**Goal of the exercise:** Write out the data below in full. Keep it exact.

**The data:**
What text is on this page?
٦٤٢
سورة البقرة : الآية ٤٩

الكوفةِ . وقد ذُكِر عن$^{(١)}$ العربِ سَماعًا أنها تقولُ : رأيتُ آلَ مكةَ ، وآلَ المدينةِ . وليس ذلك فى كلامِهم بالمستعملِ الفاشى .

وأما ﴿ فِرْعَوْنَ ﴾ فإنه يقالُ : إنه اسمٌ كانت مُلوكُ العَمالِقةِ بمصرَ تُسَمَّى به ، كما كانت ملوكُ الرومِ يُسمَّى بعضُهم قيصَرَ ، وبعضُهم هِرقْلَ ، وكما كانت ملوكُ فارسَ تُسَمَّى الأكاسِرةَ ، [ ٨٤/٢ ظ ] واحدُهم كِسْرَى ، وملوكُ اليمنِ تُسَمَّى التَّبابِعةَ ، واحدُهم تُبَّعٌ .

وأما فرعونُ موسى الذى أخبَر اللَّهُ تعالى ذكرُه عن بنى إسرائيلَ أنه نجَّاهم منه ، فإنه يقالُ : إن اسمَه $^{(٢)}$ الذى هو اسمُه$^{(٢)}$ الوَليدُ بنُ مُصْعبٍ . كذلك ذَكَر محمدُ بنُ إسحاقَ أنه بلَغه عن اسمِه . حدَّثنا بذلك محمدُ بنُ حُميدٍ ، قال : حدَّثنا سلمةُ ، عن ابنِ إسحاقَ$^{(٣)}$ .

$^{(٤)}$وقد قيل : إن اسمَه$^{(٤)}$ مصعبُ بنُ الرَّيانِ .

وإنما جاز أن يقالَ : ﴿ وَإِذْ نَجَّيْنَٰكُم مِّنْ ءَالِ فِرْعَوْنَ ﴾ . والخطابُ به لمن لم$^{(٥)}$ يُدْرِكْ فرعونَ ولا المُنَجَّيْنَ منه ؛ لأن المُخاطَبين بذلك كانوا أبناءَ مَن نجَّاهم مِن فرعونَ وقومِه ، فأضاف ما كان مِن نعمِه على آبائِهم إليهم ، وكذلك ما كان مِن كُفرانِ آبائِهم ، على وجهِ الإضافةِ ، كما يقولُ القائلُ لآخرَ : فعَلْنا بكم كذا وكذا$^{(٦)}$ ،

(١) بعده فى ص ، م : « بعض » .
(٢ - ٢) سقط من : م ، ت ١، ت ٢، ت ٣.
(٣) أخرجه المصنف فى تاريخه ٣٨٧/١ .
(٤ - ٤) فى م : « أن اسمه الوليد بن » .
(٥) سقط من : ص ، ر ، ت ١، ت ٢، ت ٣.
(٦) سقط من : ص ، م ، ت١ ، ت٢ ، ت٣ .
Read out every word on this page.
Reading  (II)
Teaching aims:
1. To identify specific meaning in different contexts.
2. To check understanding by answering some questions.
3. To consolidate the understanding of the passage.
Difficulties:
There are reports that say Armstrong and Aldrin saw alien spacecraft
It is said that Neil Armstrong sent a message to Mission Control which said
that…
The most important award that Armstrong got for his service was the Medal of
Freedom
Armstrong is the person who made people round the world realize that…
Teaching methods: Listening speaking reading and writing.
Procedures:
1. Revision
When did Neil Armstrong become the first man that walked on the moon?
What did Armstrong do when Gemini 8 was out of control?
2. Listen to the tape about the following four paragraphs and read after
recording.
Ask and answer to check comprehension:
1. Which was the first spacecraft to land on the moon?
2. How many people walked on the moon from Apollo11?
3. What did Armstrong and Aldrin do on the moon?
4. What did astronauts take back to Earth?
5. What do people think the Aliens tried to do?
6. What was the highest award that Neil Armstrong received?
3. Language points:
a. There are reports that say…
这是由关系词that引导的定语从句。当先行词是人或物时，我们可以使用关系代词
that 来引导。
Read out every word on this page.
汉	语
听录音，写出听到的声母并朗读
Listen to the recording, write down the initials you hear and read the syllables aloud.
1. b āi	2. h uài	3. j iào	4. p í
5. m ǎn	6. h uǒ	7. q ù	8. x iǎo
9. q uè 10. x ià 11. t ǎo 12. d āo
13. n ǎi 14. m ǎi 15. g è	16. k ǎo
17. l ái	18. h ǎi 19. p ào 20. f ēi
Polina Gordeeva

**Solution to the exercise:**
What text is on this page?
٦٤٢
سورة البقرة : الآية ٤٩

الكوفةِ . وقد ذُكِر عن$^{(١)}$ العربِ سَماعًا أنها تقولُ : رأيتُ آلَ مكةَ ، وآلَ المدينةِ . وليس ذلك فى كلامِهم بالمستعملِ الفاشى .

وأما ﴿ فِرْعَوْنَ ﴾ فإنه يقالُ : إنه اسمٌ كانت مُلوكُ العَمالِقةِ بمصرَ تُسَمَّى به ، كما كانت ملوكُ الرومِ يُسمَّى بعضُهم قيصَرَ ، وبعضُهم هِرقْلَ ، وكما كانت ملوكُ فارسَ تُسَمَّى الأكاسِرةَ ، [ ٨٤/٢ ظ ] واحدُهم كِسْرَى ، وملوكُ اليمنِ تُسَمَّى التَّبابِعةَ ، واحدُهم تُبَّعٌ .

وأما فرعونُ موسى الذى أخبَر اللَّهُ تعالى ذكرُه عن بنى إسرائيلَ أنه نجَّاهم منه ، فإنه يقالُ : إن اسمَه $^{(٢)}$ الذى هو اسمُه$^{(٢)}$ الوَليدُ بنُ مُصْعبٍ . كذلك ذَكَر محمدُ بنُ إسحاقَ أنه بلَغه عن اسمِه . حدَّثنا بذلك محمدُ بنُ حُميدٍ ، قال : حدَّثنا سلمةُ ، عن ابنِ إسحاقَ$^{(٣)}$ .

$^{(٤)}$وقد قيل : إن اسمَه$^{(٤)}$ مصعبُ بنُ الرَّيانِ .

وإنما جاز أن يقالَ : ﴿ وَإِذْ نَجَّيْنَٰكُم مِّنْ ءَالِ فِرْعَوْنَ ﴾ . والخطابُ به لمن لم$^{(٥)}$ يُدْرِكْ فرعونَ ولا المُنَجَّيْنَ منه ؛ لأن المُخاطَبين بذلك كانوا أبناءَ مَن نجَّاهم مِن فرعونَ وقومِه ، فأضاف ما كان مِن نعمِه على آبائِهم إليهم ، وكذلك ما كان مِن كُفرانِ آبائِهم ، على وجهِ الإضافةِ ، كما يقولُ القائلُ لآخرَ : فعَلْنا بكم كذا وكذا$^{(٦)}$ ،

(١) بعده فى ص ، م : « بعض » .
(٢ - ٢) سقط من : م ، ت ١، ت ٢، ت ٣.
(٣) أخرجه المصنف فى تاريخه ٣٨٧/١ .
(٤ - ٤) فى م : « أن اسمه الوليد بن » .
(٥) سقط من : ص ، ر ، ت ١، ت ٢، ت ٣.
(٦) سقط من : ص ، م ، ت١ ، ت٢ ، ت٣ .
Read out every word on this page.
Reading  (II)
Teaching aims:
1. To identify specific meaning in different contexts.
2. To check understanding by answering some questions.
3. To consolidate the understanding of the passage.
Difficulties:
There are reports that say Armstrong and Aldrin saw alien spacecraft
It is said that Neil Armstrong sent a message to Mission Control which said
that…
The most important award that Armstrong got for his service was the Medal of
Freedom
Armstrong is the person who made people round the world realize that…
Teaching methods: Listening speaking reading and writing.
Procedures:
1. Revision
When did Neil Armstrong become the first man that walked on the moon?
What did Armstrong do when Gemini 8 was out of control?
2. Listen to the tape about the following four paragraphs and read after
recording.
Ask and answer to check comprehension:
1. Which was the first spacecraft to land on the moon?
2. How many people walked on the moon from Apollo11?
3. What did Armstrong and Aldrin do on the moon?
4. What did astronauts take back to Earth?
5. What do people think the Aliens tried to do?
6. What was the highest award that Neil Armstrong received?
3. Language points:
a. There are reports that say…
这是由关系词that引导的定语从句。当先行词是人或物时，我们可以使用关系代词
that 来引导。
Read out every word on this page.
汉	语
听录音，写出听到的声母并朗读
Listen to the recording, write down the initials you hear and read the syllables aloud.
1. b āi	2. h uài	3. j iào	4. p í
5. m ǎn	6. h uǒ	7. q ù	8. x iǎo
9. q uè 10. x ià 11. t ǎo 12. d āo
13. n ǎi 14. m ǎi 15. g è	16. k ǎo
17. l ái	18. h ǎi 19. p ào 20. f ēi
Polina Gordeeva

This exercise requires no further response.